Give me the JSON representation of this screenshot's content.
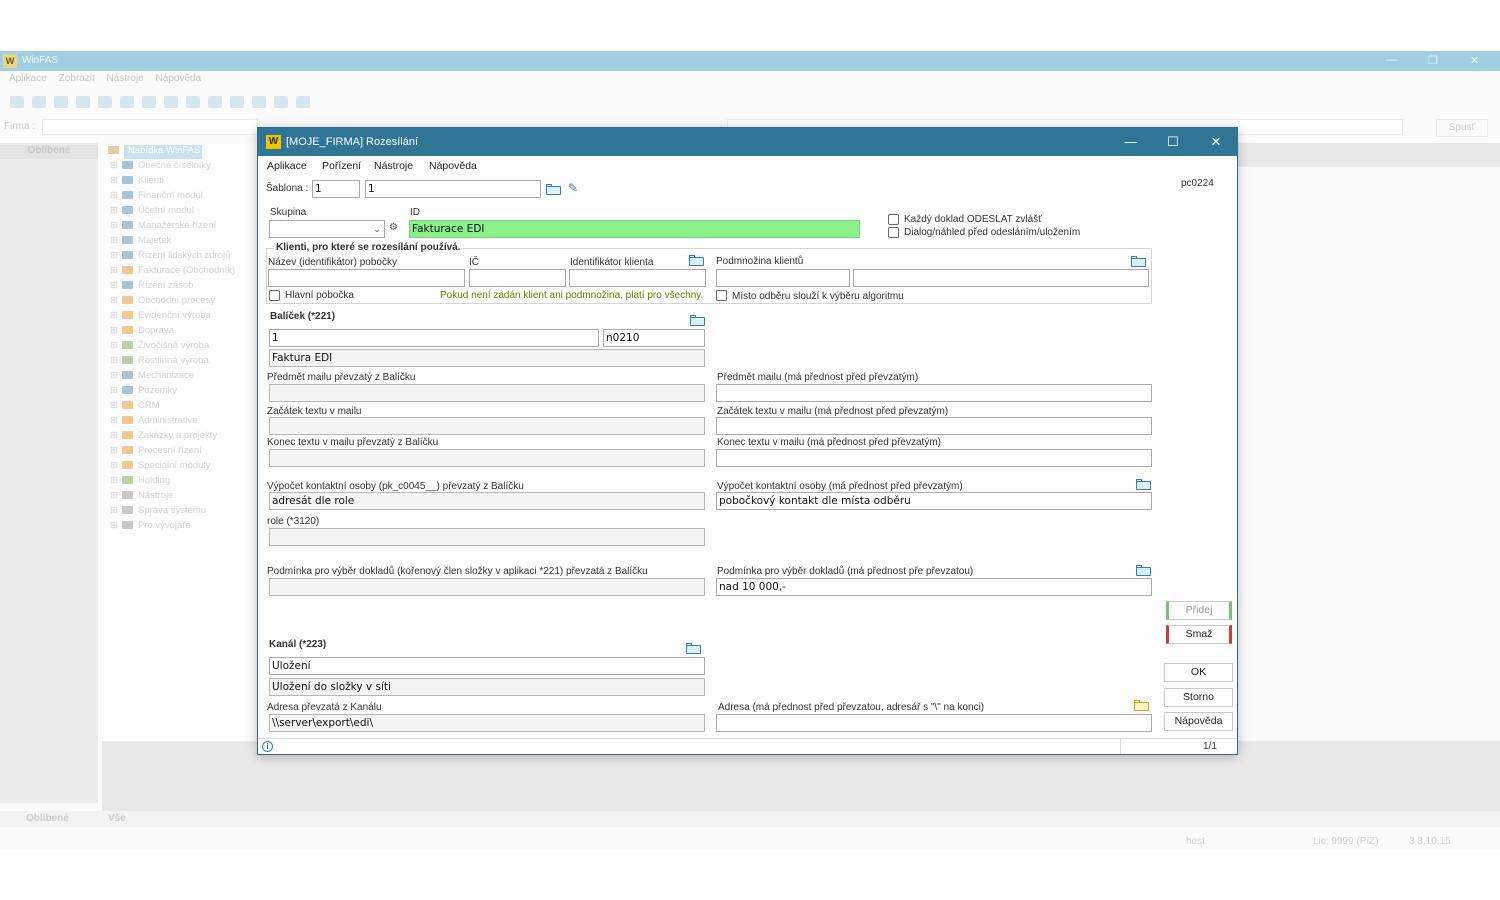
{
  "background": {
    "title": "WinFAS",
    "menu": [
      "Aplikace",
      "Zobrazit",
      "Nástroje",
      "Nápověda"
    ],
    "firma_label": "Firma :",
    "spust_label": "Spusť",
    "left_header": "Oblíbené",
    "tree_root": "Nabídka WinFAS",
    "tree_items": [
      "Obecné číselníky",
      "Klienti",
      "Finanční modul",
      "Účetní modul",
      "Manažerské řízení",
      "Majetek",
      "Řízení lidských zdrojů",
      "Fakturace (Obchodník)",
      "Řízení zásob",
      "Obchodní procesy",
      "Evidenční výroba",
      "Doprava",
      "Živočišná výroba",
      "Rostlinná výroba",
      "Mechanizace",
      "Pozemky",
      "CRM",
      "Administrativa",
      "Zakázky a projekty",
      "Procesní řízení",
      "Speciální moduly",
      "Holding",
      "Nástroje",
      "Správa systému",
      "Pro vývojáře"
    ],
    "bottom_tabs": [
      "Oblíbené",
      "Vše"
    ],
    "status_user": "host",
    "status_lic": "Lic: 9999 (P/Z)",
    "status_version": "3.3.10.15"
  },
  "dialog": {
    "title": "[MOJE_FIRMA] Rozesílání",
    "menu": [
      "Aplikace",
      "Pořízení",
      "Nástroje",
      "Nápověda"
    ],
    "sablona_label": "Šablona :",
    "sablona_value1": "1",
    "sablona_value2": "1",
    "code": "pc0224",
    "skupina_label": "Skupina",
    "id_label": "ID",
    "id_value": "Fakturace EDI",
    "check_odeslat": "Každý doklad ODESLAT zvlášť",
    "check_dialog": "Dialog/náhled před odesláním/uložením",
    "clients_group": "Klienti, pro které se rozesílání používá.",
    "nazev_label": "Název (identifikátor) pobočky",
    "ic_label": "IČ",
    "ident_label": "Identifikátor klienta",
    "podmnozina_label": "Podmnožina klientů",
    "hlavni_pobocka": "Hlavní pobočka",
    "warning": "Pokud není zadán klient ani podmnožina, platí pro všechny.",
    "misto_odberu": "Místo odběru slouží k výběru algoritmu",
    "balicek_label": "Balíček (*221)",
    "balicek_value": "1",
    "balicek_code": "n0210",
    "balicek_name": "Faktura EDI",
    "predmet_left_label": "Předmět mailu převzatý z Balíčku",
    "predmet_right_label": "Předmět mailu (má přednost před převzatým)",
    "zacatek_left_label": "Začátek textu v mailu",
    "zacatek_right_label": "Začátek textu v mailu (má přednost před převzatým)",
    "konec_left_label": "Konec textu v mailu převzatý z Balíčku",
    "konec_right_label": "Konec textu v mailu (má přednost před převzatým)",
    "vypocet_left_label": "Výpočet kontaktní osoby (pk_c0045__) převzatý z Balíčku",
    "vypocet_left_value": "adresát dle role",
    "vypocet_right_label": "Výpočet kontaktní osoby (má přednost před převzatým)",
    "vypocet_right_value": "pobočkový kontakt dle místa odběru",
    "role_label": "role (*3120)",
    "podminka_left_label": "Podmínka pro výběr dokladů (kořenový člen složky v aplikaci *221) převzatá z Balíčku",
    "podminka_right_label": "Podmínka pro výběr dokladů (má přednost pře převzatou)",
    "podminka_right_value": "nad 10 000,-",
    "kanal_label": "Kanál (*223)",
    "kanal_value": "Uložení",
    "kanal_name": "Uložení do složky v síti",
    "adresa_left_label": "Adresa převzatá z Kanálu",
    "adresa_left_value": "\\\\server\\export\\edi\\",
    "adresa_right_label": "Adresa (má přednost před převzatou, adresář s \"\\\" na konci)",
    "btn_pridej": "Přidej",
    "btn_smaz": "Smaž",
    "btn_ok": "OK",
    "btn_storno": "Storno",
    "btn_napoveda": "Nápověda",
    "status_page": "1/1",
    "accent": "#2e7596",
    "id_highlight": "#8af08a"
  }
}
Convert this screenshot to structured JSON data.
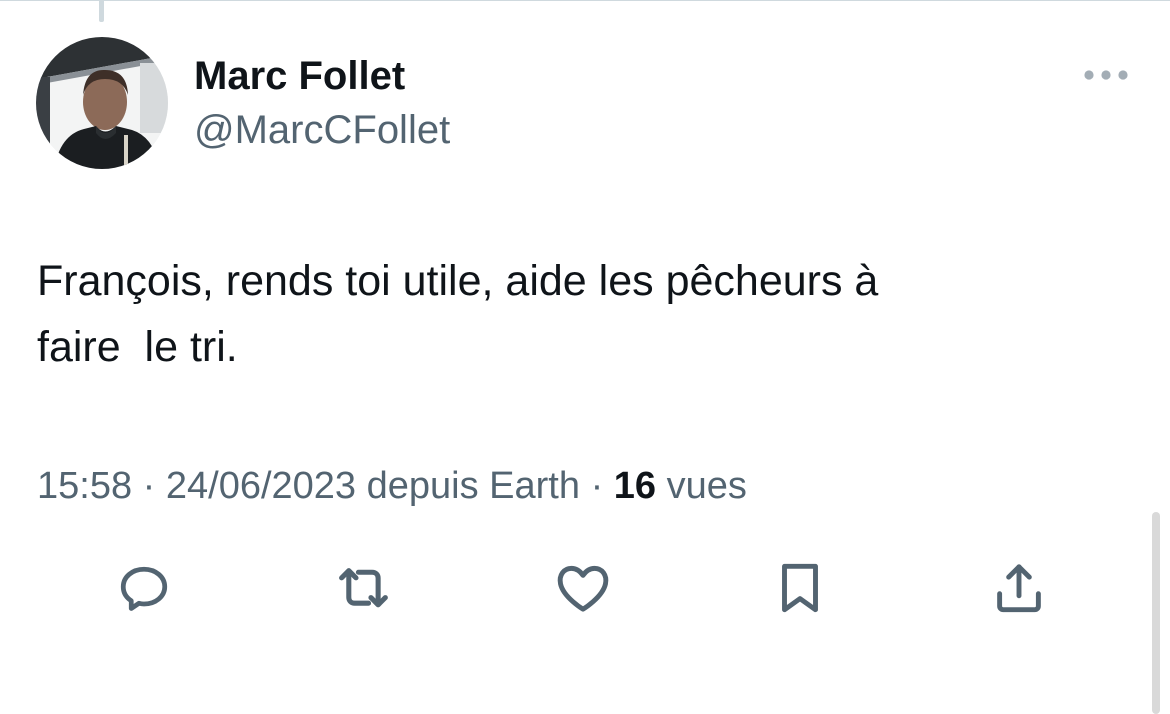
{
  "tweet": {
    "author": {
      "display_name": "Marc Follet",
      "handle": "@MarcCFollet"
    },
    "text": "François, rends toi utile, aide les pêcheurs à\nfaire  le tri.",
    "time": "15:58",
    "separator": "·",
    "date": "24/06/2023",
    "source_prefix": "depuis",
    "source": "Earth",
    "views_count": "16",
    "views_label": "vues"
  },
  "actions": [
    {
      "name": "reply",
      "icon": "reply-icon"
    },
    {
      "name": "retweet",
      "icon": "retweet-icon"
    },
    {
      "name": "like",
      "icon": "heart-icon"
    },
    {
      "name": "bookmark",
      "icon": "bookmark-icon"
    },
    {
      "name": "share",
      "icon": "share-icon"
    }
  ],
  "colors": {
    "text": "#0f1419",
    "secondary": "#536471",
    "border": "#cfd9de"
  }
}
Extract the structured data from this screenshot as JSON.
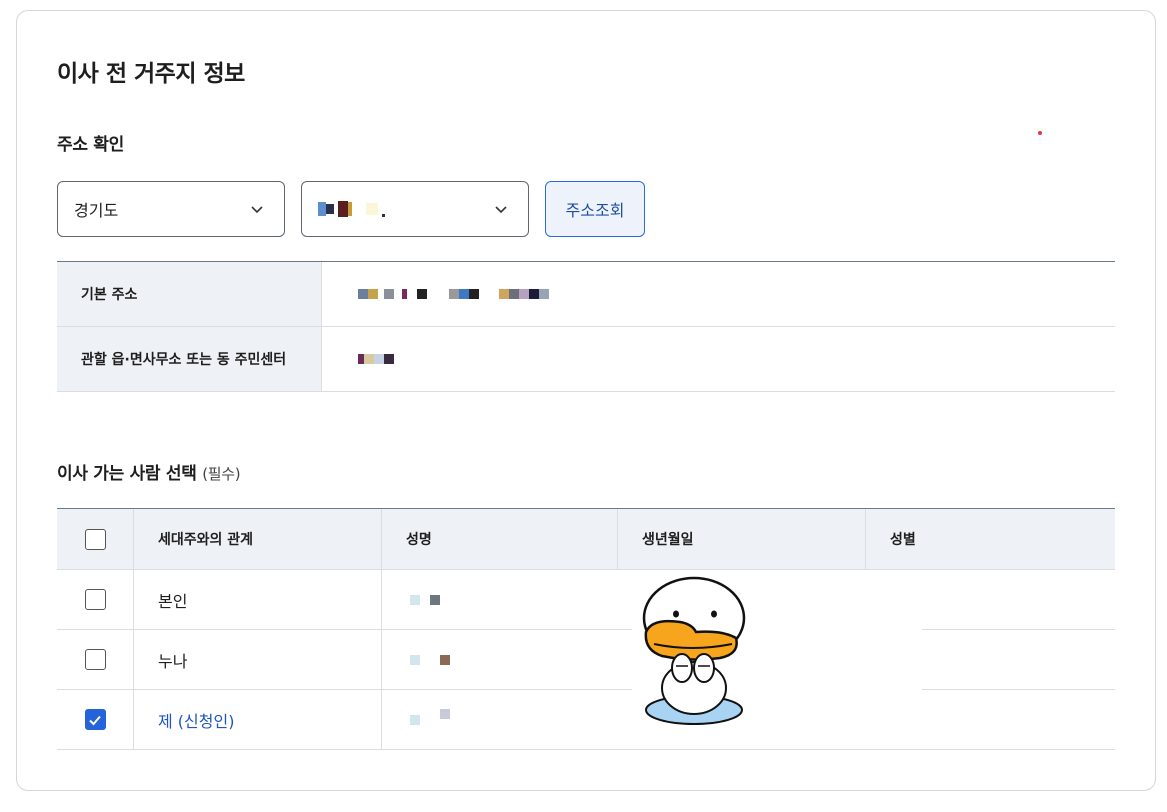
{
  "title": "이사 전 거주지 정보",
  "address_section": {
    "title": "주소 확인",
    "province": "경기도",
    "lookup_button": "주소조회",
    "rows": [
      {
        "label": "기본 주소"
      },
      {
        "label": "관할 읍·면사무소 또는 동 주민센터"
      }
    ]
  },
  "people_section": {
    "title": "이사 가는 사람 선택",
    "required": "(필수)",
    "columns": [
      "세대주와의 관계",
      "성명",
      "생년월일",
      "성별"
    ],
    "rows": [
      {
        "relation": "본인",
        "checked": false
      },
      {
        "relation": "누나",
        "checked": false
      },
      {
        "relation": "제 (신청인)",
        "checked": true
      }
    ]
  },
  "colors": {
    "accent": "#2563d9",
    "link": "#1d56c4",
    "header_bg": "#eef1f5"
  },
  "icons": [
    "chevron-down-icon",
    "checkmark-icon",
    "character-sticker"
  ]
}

Written task >> Write the listing above out again exactly, dropping each image.

Task result >>
Give me the JSON representation of this screenshot's content.
{
  "background": {
    "title": "WinFAS",
    "menu": [
      "Aplikace",
      "Zobrazit",
      "Nástroje",
      "Nápověda"
    ],
    "firma_label": "Firma :",
    "spust_label": "Spusť",
    "left_header": "Oblíbené",
    "tree_root": "Nabídka WinFAS",
    "tree_items": [
      "Obecné číselníky",
      "Klienti",
      "Finanční modul",
      "Účetní modul",
      "Manažerské řízení",
      "Majetek",
      "Řízení lidských zdrojů",
      "Fakturace (Obchodník)",
      "Řízení zásob",
      "Obchodní procesy",
      "Evidenční výroba",
      "Doprava",
      "Živočišná výroba",
      "Rostlinná výroba",
      "Mechanizace",
      "Pozemky",
      "CRM",
      "Administrativa",
      "Zakázky a projekty",
      "Procesní řízení",
      "Speciální moduly",
      "Holding",
      "Nástroje",
      "Správa systému",
      "Pro vývojáře"
    ],
    "bottom_tabs": [
      "Oblíbené",
      "Vše"
    ],
    "status_user": "host",
    "status_lic": "Lic: 9999 (P/Z)",
    "status_version": "3.3.10.15"
  },
  "dialog": {
    "title": "[MOJE_FIRMA] Rozesílání",
    "menu": [
      "Aplikace",
      "Pořízení",
      "Nástroje",
      "Nápověda"
    ],
    "sablona_label": "Šablona :",
    "sablona_value1": "1",
    "sablona_value2": "1",
    "code": "pc0224",
    "skupina_label": "Skupina",
    "id_label": "ID",
    "id_value": "Fakturace EDI",
    "check_odeslat": "Každý doklad ODESLAT zvlášť",
    "check_dialog": "Dialog/náhled před odesláním/uložením",
    "clients_group": "Klienti, pro které se rozesílání používá.",
    "nazev_label": "Název (identifikátor) pobočky",
    "ic_label": "IČ",
    "ident_label": "Identifikátor klienta",
    "podmnozina_label": "Podmnožina klientů",
    "hlavni_pobocka": "Hlavní pobočka",
    "warning": "Pokud není zadán klient ani podmnožina, platí pro všechny.",
    "misto_odberu": "Místo odběru slouží k výběru algoritmu",
    "balicek_label": "Balíček (*221)",
    "balicek_value": "1",
    "balicek_code": "n0210",
    "balicek_name": "Faktura EDI",
    "predmet_left_label": "Předmět mailu převzatý z Balíčku",
    "predmet_right_label": "Předmět mailu (má přednost před převzatým)",
    "zacatek_left_label": "Začátek textu v mailu",
    "zacatek_right_label": "Začátek textu v mailu (má přednost před převzatým)",
    "konec_left_label": "Konec textu v mailu převzatý z Balíčku",
    "konec_right_label": "Konec textu v mailu (má přednost před převzatým)",
    "vypocet_left_label": "Výpočet kontaktní osoby (pk_c0045__) převzatý z Balíčku",
    "vypocet_left_value": "adresát dle role",
    "vypocet_right_label": "Výpočet kontaktní osoby (má přednost před převzatým)",
    "vypocet_right_value": "pobočkový kontakt dle místa odběru",
    "role_label": "role (*3120)",
    "podminka_left_label": "Podmínka pro výběr dokladů (kořenový člen složky v aplikaci *221) převzatá z Balíčku",
    "podminka_right_label": "Podmínka pro výběr dokladů (má přednost pře převzatou)",
    "podminka_right_value": "nad 10 000,-",
    "kanal_label": "Kanál (*223)",
    "kanal_value": "Uložení",
    "kanal_name": "Uložení do složky v síti",
    "adresa_left_label": "Adresa převzatá z Kanálu",
    "adresa_left_value": "\\\\server\\export\\edi\\",
    "adresa_right_label": "Adresa (má přednost před převzatou, adresář s \"\\\" na konci)",
    "btn_pridej": "Přidej",
    "btn_smaz": "Smaž",
    "btn_ok": "OK",
    "btn_storno": "Storno",
    "btn_napoveda": "Nápověda",
    "status_page": "1/1",
    "accent": "#2e7596",
    "id_highlight": "#8af08a"
  }
}
Convert this screenshot to structured JSON data.
{
  "tweet": {
    "author": {
      "display_name": "Marc Follet",
      "handle": "@MarcCFollet"
    },
    "text": "François, rends toi utile, aide les pêcheurs à\nfaire  le tri.",
    "time": "15:58",
    "separator": "·",
    "date": "24/06/2023",
    "source_prefix": "depuis",
    "source": "Earth",
    "views_count": "16",
    "views_label": "vues"
  },
  "actions": [
    {
      "name": "reply",
      "icon": "reply-icon"
    },
    {
      "name": "retweet",
      "icon": "retweet-icon"
    },
    {
      "name": "like",
      "icon": "heart-icon"
    },
    {
      "name": "bookmark",
      "icon": "bookmark-icon"
    },
    {
      "name": "share",
      "icon": "share-icon"
    }
  ],
  "colors": {
    "text": "#0f1419",
    "secondary": "#536471",
    "border": "#cfd9de"
  }
}
Extract the structured data from this screenshot as JSON.
{
  "title": "이사 전 거주지 정보",
  "address_section": {
    "title": "주소 확인",
    "province": "경기도",
    "lookup_button": "주소조회",
    "rows": [
      {
        "label": "기본 주소"
      },
      {
        "label": "관할 읍·면사무소 또는 동 주민센터"
      }
    ]
  },
  "people_section": {
    "title": "이사 가는 사람 선택",
    "required": "(필수)",
    "columns": [
      "세대주와의 관계",
      "성명",
      "생년월일",
      "성별"
    ],
    "rows": [
      {
        "relation": "본인",
        "checked": false
      },
      {
        "relation": "누나",
        "checked": false
      },
      {
        "relation": "제 (신청인)",
        "checked": true
      }
    ]
  },
  "colors": {
    "accent": "#2563d9",
    "link": "#1d56c4",
    "header_bg": "#eef1f5"
  },
  "icons": [
    "chevron-down-icon",
    "checkmark-icon",
    "character-sticker"
  ]
}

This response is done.